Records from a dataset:
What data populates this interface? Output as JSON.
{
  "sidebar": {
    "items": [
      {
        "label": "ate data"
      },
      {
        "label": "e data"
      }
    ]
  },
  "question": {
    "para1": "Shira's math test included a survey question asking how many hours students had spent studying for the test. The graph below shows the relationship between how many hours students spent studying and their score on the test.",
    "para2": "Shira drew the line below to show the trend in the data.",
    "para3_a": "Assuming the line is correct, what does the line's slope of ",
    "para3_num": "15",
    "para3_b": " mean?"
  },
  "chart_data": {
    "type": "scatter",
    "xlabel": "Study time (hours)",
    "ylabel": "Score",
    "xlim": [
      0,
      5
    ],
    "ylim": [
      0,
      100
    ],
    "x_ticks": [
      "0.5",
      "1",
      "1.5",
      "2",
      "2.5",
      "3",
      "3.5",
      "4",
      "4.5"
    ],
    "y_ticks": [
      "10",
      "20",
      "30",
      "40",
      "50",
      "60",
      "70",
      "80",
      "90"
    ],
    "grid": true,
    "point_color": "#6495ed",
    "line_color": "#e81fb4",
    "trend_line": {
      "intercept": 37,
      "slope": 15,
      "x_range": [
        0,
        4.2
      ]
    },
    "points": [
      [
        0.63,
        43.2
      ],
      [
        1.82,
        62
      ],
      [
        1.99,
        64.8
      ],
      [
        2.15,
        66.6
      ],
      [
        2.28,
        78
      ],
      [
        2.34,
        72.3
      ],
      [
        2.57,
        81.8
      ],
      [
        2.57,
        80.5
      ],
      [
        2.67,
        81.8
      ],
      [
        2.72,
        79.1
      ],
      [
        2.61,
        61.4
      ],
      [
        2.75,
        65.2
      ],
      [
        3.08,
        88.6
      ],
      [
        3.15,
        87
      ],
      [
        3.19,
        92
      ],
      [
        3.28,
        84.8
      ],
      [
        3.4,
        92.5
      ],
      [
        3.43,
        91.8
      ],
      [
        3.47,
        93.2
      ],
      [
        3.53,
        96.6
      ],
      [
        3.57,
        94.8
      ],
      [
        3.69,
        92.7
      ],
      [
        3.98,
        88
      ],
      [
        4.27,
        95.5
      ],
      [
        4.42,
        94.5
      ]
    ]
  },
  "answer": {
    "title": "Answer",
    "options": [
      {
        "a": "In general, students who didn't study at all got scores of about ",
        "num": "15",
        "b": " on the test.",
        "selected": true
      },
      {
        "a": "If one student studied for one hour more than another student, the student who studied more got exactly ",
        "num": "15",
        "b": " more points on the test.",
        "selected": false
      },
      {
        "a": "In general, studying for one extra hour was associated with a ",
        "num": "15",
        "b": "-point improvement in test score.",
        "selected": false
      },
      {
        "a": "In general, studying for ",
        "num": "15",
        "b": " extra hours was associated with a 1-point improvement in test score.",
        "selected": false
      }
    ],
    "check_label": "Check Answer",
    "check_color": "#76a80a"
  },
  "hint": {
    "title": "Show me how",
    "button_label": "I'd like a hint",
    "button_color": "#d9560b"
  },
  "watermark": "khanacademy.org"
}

## Written instruction
Find every line in the entries that includes the word "studying", then state how many there are and nothing else.

## Written answer
3